[Data tied to figure images]
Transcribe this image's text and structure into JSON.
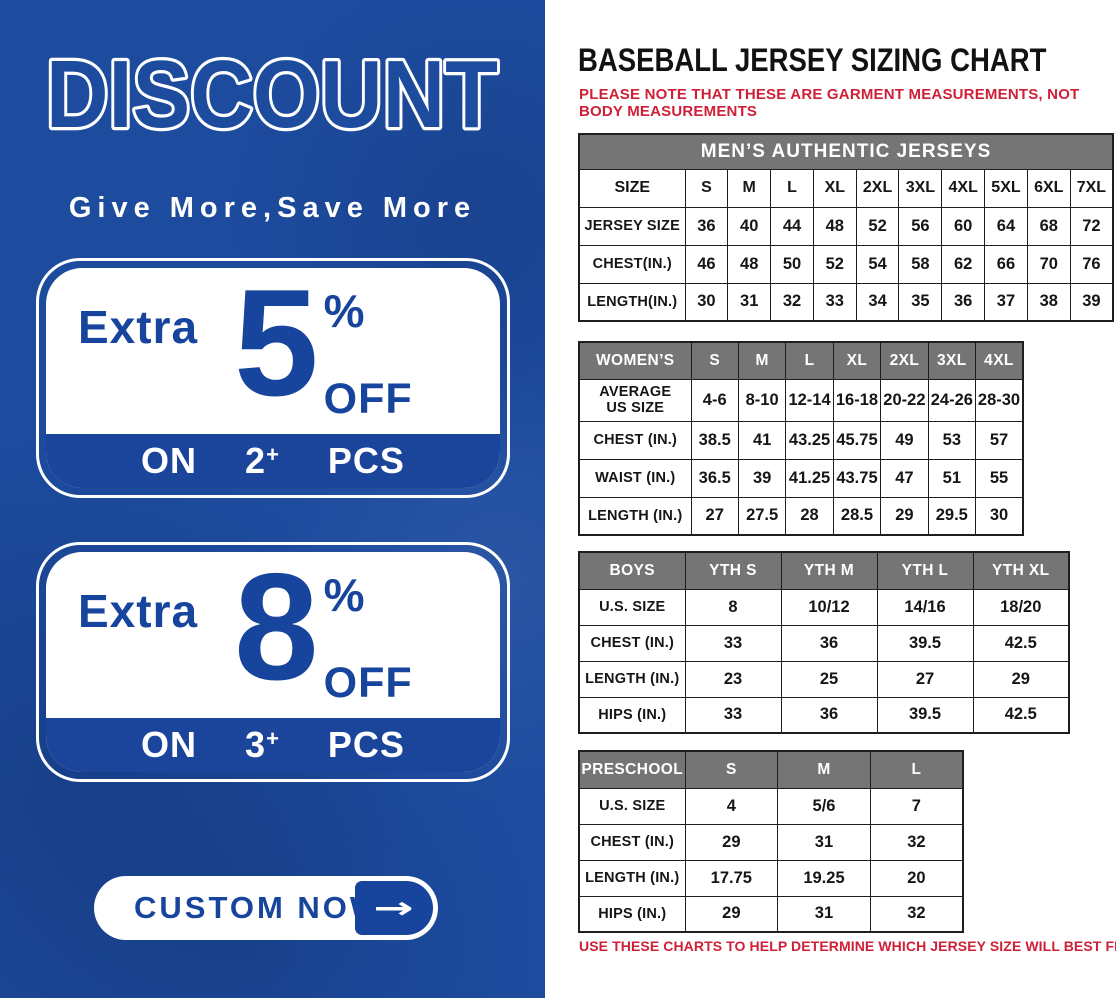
{
  "colors": {
    "panel_blue": "#1d4b9e",
    "accent_blue": "#17449c",
    "band_blue": "#1a459a",
    "header_gray": "#757575",
    "note_red": "#cf2038",
    "table_border": "#1e1e1e"
  },
  "left_panel": {
    "headline": "DISCOUNT",
    "tagline": "Give More,Save More",
    "offers": [
      {
        "prefix": "Extra",
        "percent": "5",
        "percent_sign": "%",
        "off": "OFF",
        "on": "ON",
        "qty": "2",
        "plus": "+",
        "pcs": "PCS"
      },
      {
        "prefix": "Extra",
        "percent": "8",
        "percent_sign": "%",
        "off": "OFF",
        "on": "ON",
        "qty": "3",
        "plus": "+",
        "pcs": "PCS"
      }
    ],
    "cta": {
      "label": "CUSTOM NOW",
      "arrow": "→"
    }
  },
  "right_panel": {
    "title": "BASEBALL JERSEY SIZING CHART",
    "top_note": "PLEASE NOTE THAT THESE ARE GARMENT MEASUREMENTS, NOT BODY MEASUREMENTS",
    "bottom_note": "USE THESE CHARTS TO HELP DETERMINE WHICH JERSEY SIZE WILL BEST FIT YOU.",
    "tables": [
      {
        "id": "mens",
        "banner": "MEN’S AUTHENTIC JERSEYS",
        "header_row": [
          "SIZE",
          "S",
          "M",
          "L",
          "XL",
          "2XL",
          "3XL",
          "4XL",
          "5XL",
          "6XL",
          "7XL"
        ],
        "rows": [
          [
            "JERSEY SIZE",
            "36",
            "40",
            "44",
            "48",
            "52",
            "56",
            "60",
            "64",
            "68",
            "72"
          ],
          [
            "CHEST(IN.)",
            "46",
            "48",
            "50",
            "52",
            "54",
            "58",
            "62",
            "66",
            "70",
            "76"
          ],
          [
            "LENGTH(IN.)",
            "30",
            "31",
            "32",
            "33",
            "34",
            "35",
            "36",
            "37",
            "38",
            "39"
          ]
        ]
      },
      {
        "id": "womens",
        "header_row": [
          "WOMEN’S",
          "S",
          "M",
          "L",
          "XL",
          "2XL",
          "3XL",
          "4XL"
        ],
        "rows": [
          [
            "AVERAGE\nUS SIZE",
            "4-6",
            "8-10",
            "12-14",
            "16-18",
            "20-22",
            "24-26",
            "28-30"
          ],
          [
            "CHEST (IN.)",
            "38.5",
            "41",
            "43.25",
            "45.75",
            "49",
            "53",
            "57"
          ],
          [
            "WAIST (IN.)",
            "36.5",
            "39",
            "41.25",
            "43.75",
            "47",
            "51",
            "55"
          ],
          [
            "LENGTH (IN.)",
            "27",
            "27.5",
            "28",
            "28.5",
            "29",
            "29.5",
            "30"
          ]
        ]
      },
      {
        "id": "boys",
        "header_row": [
          "BOYS",
          "YTH S",
          "YTH M",
          "YTH L",
          "YTH XL"
        ],
        "rows": [
          [
            "U.S. SIZE",
            "8",
            "10/12",
            "14/16",
            "18/20"
          ],
          [
            "CHEST (IN.)",
            "33",
            "36",
            "39.5",
            "42.5"
          ],
          [
            "LENGTH (IN.)",
            "23",
            "25",
            "27",
            "29"
          ],
          [
            "HIPS (IN.)",
            "33",
            "36",
            "39.5",
            "42.5"
          ]
        ]
      },
      {
        "id": "preschool",
        "header_row": [
          "PRESCHOOL",
          "S",
          "M",
          "L"
        ],
        "rows": [
          [
            "U.S. SIZE",
            "4",
            "5/6",
            "7"
          ],
          [
            "CHEST (IN.)",
            "29",
            "31",
            "32"
          ],
          [
            "LENGTH (IN.)",
            "17.75",
            "19.25",
            "20"
          ],
          [
            "HIPS (IN.)",
            "29",
            "31",
            "32"
          ]
        ]
      }
    ]
  }
}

* PROBLEM REQUIREMENTS *
Give every line of the material that includes the string "THESE".

* FULL ANSWER *
    "top_note": "PLEASE NOTE THAT THESE ARE GARMENT MEASUREMENTS, NOT BODY MEASUREMENTS",
    "bottom_note": "USE THESE CHARTS TO HELP DETERMINE WHICH JERSEY SIZE WILL BEST FIT YOU.",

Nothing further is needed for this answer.